--- start RECORDS SHOWN ---

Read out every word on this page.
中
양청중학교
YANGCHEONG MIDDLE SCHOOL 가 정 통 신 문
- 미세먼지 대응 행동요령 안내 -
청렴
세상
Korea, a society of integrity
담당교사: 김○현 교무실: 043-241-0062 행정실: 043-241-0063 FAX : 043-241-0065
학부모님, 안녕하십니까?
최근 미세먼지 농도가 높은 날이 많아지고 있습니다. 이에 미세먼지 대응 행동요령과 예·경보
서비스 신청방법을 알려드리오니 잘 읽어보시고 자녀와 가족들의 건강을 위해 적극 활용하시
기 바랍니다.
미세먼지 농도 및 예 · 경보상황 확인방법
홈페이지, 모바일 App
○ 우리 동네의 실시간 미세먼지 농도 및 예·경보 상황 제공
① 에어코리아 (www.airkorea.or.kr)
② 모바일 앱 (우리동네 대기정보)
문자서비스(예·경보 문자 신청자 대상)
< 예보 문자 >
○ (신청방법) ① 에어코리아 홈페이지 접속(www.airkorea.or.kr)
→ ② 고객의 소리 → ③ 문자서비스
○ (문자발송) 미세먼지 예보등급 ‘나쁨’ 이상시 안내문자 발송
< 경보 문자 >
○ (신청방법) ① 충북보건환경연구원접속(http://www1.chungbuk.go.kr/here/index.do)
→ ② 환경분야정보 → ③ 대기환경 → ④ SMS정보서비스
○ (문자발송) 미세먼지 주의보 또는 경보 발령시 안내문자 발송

--- end RECORDS SHOWN ---
--- start RECORDS SHOWN ---

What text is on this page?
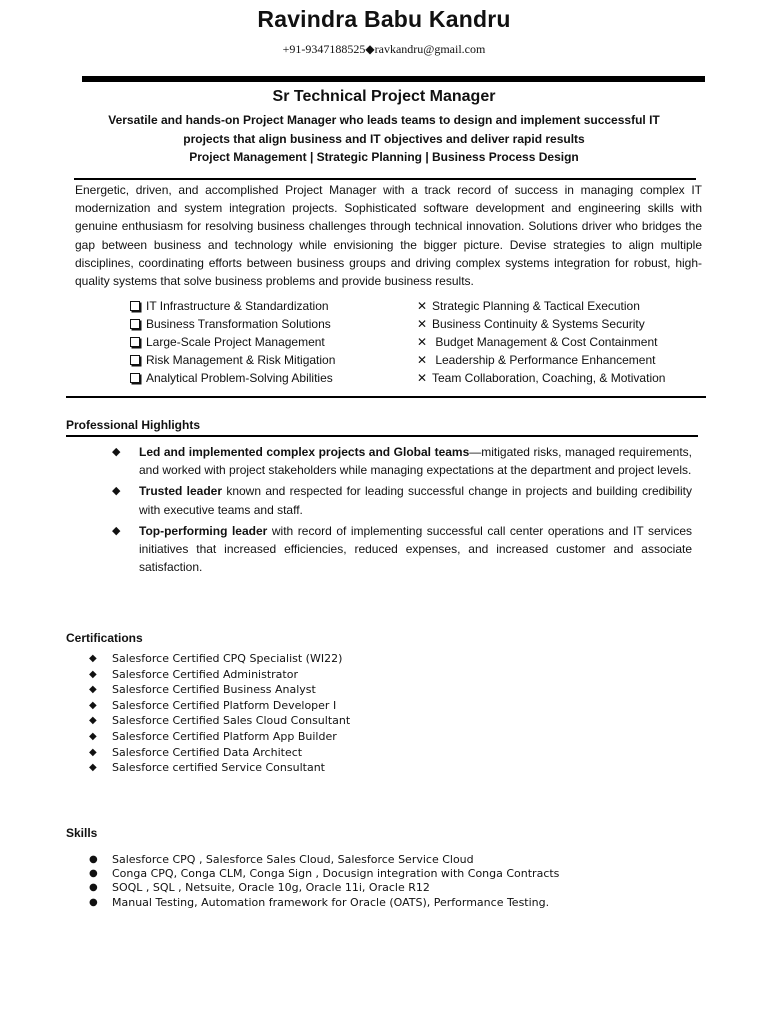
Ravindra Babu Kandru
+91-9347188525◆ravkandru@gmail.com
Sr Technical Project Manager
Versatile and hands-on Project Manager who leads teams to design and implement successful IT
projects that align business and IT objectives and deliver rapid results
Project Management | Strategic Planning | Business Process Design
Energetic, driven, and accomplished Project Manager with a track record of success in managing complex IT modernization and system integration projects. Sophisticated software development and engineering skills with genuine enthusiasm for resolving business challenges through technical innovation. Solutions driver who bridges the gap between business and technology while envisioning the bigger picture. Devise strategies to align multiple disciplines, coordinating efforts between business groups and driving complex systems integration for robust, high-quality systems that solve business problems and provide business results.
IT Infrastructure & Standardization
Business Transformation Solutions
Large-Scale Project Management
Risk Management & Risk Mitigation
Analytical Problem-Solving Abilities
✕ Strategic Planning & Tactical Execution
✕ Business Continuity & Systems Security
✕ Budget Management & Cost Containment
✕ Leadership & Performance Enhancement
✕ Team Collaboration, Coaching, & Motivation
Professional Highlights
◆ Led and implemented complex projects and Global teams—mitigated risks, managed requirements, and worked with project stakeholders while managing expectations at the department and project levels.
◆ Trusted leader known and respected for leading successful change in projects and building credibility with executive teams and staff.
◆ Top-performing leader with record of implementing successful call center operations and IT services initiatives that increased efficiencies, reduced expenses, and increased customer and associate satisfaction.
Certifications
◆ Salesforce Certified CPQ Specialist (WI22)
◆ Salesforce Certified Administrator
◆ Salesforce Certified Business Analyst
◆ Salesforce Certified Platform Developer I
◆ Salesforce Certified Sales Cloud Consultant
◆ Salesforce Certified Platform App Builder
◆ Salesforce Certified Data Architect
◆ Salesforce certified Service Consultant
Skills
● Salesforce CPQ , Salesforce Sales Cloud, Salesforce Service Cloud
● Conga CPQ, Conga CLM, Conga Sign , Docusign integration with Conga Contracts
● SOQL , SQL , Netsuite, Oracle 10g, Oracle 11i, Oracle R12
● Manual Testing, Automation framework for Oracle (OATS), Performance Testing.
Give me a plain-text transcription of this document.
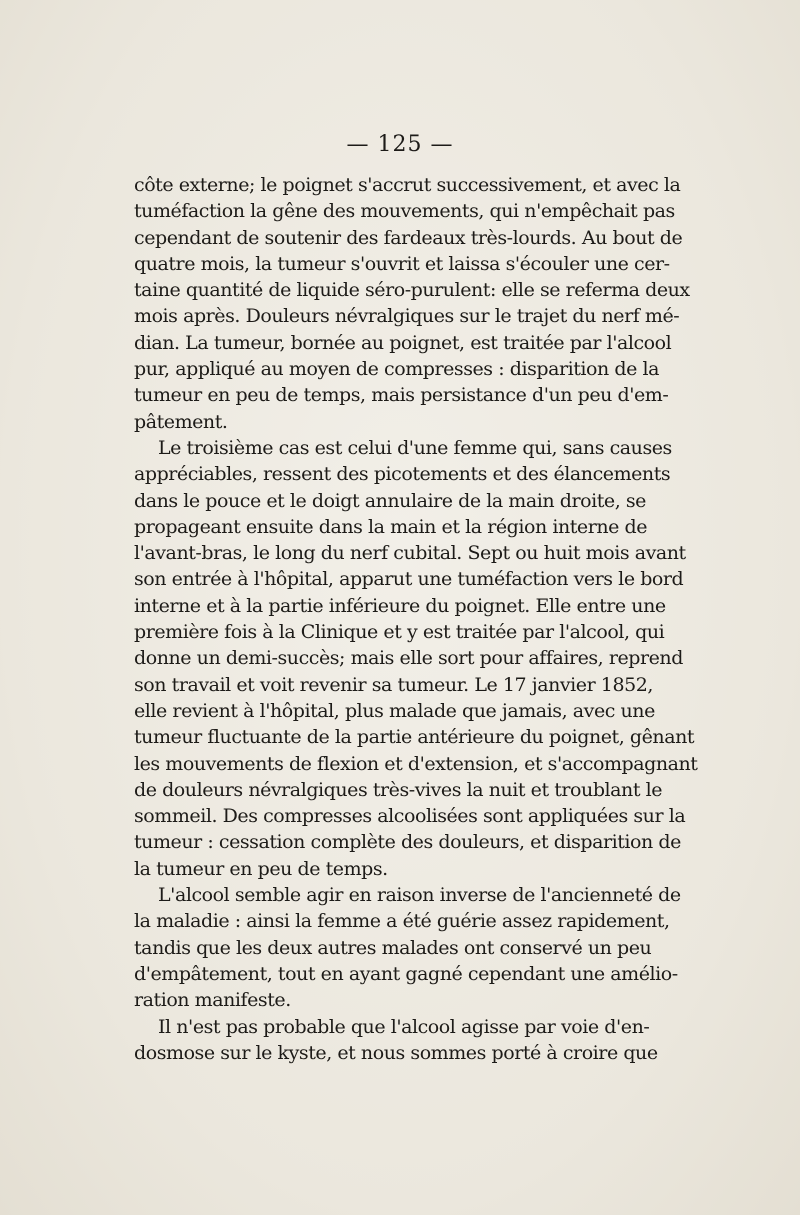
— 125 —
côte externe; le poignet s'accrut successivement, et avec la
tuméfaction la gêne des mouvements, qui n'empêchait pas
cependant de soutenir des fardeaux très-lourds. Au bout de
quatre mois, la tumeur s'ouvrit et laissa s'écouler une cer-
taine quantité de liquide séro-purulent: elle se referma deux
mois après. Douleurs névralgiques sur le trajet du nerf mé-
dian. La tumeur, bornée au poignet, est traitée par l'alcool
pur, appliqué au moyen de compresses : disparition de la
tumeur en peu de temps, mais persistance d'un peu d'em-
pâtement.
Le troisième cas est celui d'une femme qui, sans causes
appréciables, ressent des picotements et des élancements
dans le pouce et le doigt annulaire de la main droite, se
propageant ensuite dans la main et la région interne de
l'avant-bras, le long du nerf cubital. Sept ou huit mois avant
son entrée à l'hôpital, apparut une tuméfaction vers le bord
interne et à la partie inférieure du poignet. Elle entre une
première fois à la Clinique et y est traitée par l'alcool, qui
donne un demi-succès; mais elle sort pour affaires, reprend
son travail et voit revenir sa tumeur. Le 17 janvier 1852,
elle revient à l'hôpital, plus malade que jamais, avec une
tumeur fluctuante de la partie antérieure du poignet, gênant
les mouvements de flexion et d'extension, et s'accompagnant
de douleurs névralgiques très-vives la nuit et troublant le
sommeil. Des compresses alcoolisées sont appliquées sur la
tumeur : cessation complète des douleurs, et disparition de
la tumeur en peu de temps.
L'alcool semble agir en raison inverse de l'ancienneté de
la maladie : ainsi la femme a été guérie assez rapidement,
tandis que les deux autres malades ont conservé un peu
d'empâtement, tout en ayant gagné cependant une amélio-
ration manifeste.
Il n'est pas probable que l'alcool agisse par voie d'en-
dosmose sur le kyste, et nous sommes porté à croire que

--- end RECORDS SHOWN ---

-- STATED TASK --
Looking at the data above, how many lines hold the word "compresses"? Respond with the number alone.

-- CORRECT OUTPUT --
2